#### Request
Output all the entries word for word. Omit the pictures.

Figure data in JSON
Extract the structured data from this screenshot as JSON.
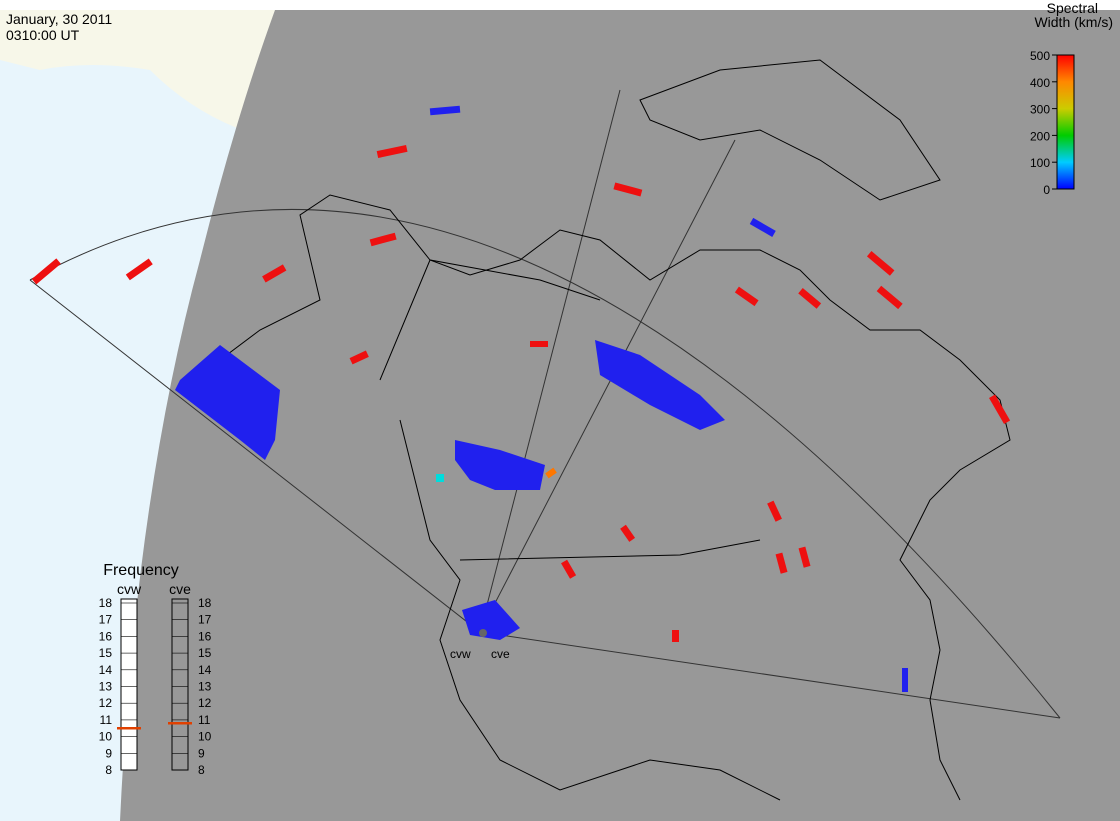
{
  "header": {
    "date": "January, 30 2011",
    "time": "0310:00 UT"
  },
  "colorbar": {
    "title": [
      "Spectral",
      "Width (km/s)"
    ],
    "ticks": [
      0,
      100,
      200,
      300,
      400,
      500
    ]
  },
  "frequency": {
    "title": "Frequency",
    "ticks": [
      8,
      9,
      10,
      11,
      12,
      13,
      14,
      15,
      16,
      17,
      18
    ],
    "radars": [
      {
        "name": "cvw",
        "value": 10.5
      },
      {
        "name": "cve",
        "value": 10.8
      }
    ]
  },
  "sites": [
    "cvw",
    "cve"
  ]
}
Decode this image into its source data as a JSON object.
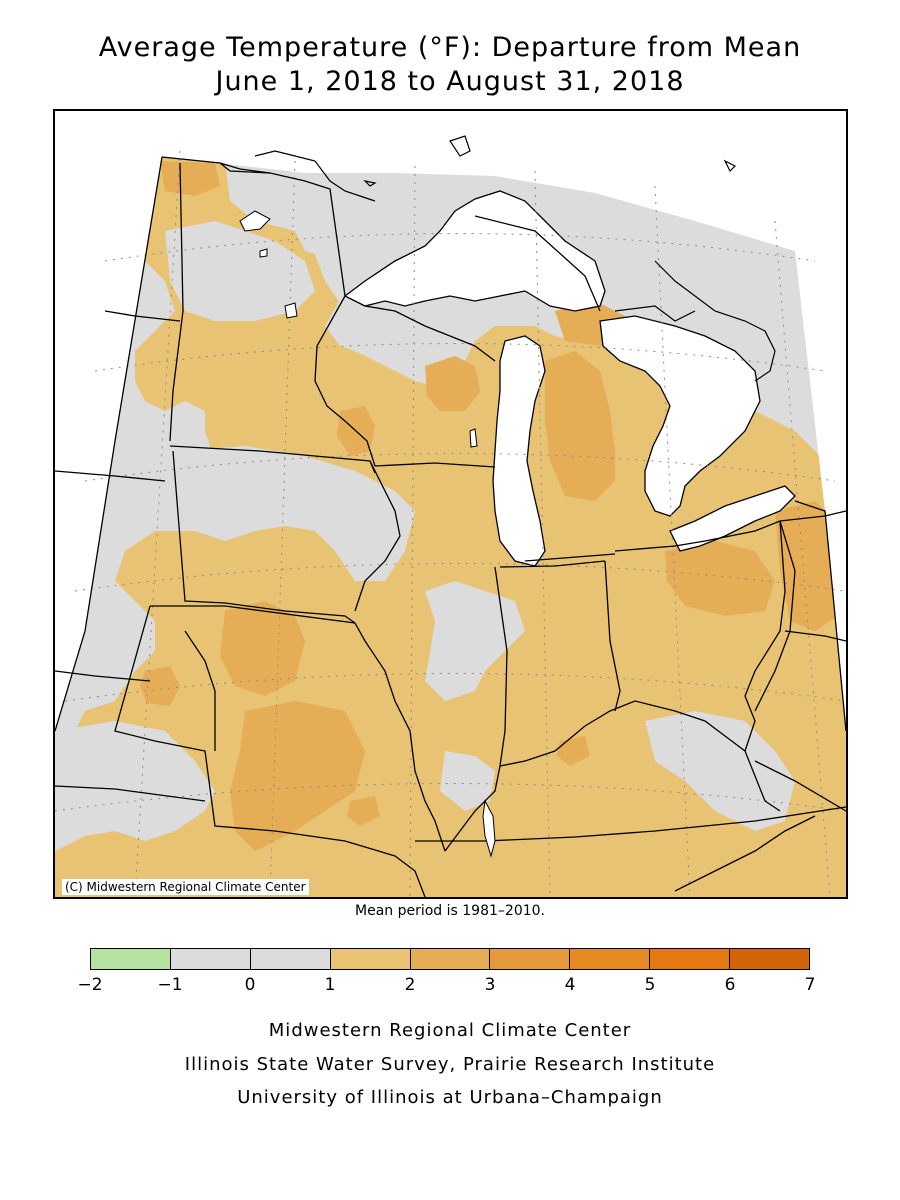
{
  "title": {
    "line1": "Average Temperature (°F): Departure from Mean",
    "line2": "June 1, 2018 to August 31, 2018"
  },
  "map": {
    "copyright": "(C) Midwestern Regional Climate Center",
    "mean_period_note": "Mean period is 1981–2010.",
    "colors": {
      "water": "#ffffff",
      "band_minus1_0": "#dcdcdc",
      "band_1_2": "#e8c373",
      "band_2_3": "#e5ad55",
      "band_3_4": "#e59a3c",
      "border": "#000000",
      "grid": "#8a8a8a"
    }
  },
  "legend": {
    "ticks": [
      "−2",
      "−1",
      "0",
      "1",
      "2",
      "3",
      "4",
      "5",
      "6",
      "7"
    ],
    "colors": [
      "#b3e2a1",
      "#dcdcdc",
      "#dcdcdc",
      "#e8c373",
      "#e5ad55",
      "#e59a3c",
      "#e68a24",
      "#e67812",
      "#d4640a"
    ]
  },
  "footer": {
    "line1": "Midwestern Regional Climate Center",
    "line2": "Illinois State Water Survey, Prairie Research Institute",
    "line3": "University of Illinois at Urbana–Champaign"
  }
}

#### Result for this task
Extract the structured data from this screenshot as JSON.
{
  "header": {
    "date": "January, 30 2011",
    "time": "0310:00 UT"
  },
  "colorbar": {
    "title": [
      "Spectral",
      "Width (km/s)"
    ],
    "ticks": [
      0,
      100,
      200,
      300,
      400,
      500
    ]
  },
  "frequency": {
    "title": "Frequency",
    "ticks": [
      8,
      9,
      10,
      11,
      12,
      13,
      14,
      15,
      16,
      17,
      18
    ],
    "radars": [
      {
        "name": "cvw",
        "value": 10.5
      },
      {
        "name": "cve",
        "value": 10.8
      }
    ]
  },
  "sites": [
    "cvw",
    "cve"
  ]
}
Decode this image into its source data as a JSON object.
{
  "title": {
    "line1": "Average Temperature (°F): Departure from Mean",
    "line2": "June 1, 2018 to August 31, 2018"
  },
  "map": {
    "copyright": "(C) Midwestern Regional Climate Center",
    "mean_period_note": "Mean period is 1981–2010.",
    "colors": {
      "water": "#ffffff",
      "band_minus1_0": "#dcdcdc",
      "band_1_2": "#e8c373",
      "band_2_3": "#e5ad55",
      "band_3_4": "#e59a3c",
      "border": "#000000",
      "grid": "#8a8a8a"
    }
  },
  "legend": {
    "ticks": [
      "−2",
      "−1",
      "0",
      "1",
      "2",
      "3",
      "4",
      "5",
      "6",
      "7"
    ],
    "colors": [
      "#b3e2a1",
      "#dcdcdc",
      "#dcdcdc",
      "#e8c373",
      "#e5ad55",
      "#e59a3c",
      "#e68a24",
      "#e67812",
      "#d4640a"
    ]
  },
  "footer": {
    "line1": "Midwestern Regional Climate Center",
    "line2": "Illinois State Water Survey, Prairie Research Institute",
    "line3": "University of Illinois at Urbana–Champaign"
  }
}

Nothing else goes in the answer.